◆ Objective ◆
Repeat, without any change, the entries presented below.

◆ Record excerpts ◆
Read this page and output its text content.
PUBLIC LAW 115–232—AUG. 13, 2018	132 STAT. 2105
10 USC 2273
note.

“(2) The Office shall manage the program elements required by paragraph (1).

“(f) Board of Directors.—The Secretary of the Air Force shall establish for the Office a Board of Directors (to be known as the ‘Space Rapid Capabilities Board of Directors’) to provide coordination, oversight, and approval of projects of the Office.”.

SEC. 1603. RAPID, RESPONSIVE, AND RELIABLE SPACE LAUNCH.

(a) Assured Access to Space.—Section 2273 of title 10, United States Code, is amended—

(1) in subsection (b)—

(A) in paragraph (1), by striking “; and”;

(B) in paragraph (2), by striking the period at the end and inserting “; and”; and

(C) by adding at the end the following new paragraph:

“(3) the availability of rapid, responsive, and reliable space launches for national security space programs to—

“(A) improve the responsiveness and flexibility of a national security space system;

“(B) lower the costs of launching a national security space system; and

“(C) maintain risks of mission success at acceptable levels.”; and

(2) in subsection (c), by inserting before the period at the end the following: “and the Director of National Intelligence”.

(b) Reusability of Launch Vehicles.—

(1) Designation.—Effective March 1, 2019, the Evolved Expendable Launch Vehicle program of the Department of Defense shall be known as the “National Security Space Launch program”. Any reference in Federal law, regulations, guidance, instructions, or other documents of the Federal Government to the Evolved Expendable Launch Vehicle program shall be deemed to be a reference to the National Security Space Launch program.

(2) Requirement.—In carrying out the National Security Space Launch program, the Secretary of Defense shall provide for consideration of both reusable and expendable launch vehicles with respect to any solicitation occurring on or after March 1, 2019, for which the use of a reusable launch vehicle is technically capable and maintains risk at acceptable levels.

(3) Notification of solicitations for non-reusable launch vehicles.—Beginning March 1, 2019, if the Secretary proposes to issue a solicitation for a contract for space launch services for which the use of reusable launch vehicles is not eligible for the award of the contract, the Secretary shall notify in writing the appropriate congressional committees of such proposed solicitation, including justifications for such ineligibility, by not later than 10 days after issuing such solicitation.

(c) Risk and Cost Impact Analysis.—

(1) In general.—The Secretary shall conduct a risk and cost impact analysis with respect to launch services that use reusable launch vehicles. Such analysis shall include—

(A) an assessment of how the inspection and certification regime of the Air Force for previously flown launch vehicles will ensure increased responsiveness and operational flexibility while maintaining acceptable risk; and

◆ Expected answer ◆
Read this page and output its text content.
PUBLIC LAW 115–232—AUG. 13, 2018	132 STAT. 2105
10 USC 2273
note.

“(2) The Office shall manage the program elements required by paragraph (1).

“(f) Board of Directors.—The Secretary of the Air Force shall establish for the Office a Board of Directors (to be known as the ‘Space Rapid Capabilities Board of Directors’) to provide coordination, oversight, and approval of projects of the Office.”.

SEC. 1603. RAPID, RESPONSIVE, AND RELIABLE SPACE LAUNCH.

(a) Assured Access to Space.—Section 2273 of title 10, United States Code, is amended—

(1) in subsection (b)—

(A) in paragraph (1), by striking “; and”;

(B) in paragraph (2), by striking the period at the end and inserting “; and”; and

(C) by adding at the end the following new paragraph:

“(3) the availability of rapid, responsive, and reliable space launches for national security space programs to—

“(A) improve the responsiveness and flexibility of a national security space system;

“(B) lower the costs of launching a national security space system; and

“(C) maintain risks of mission success at acceptable levels.”; and

(2) in subsection (c), by inserting before the period at the end the following: “and the Director of National Intelligence”.

(b) Reusability of Launch Vehicles.—

(1) Designation.—Effective March 1, 2019, the Evolved Expendable Launch Vehicle program of the Department of Defense shall be known as the “National Security Space Launch program”. Any reference in Federal law, regulations, guidance, instructions, or other documents of the Federal Government to the Evolved Expendable Launch Vehicle program shall be deemed to be a reference to the National Security Space Launch program.

(2) Requirement.—In carrying out the National Security Space Launch program, the Secretary of Defense shall provide for consideration of both reusable and expendable launch vehicles with respect to any solicitation occurring on or after March 1, 2019, for which the use of a reusable launch vehicle is technically capable and maintains risk at acceptable levels.

(3) Notification of solicitations for non-reusable launch vehicles.—Beginning March 1, 2019, if the Secretary proposes to issue a solicitation for a contract for space launch services for which the use of reusable launch vehicles is not eligible for the award of the contract, the Secretary shall notify in writing the appropriate congressional committees of such proposed solicitation, including justifications for such ineligibility, by not later than 10 days after issuing such solicitation.

(c) Risk and Cost Impact Analysis.—

(1) In general.—The Secretary shall conduct a risk and cost impact analysis with respect to launch services that use reusable launch vehicles. Such analysis shall include—

(A) an assessment of how the inspection and certification regime of the Air Force for previously flown launch vehicles will ensure increased responsiveness and operational flexibility while maintaining acceptable risk; and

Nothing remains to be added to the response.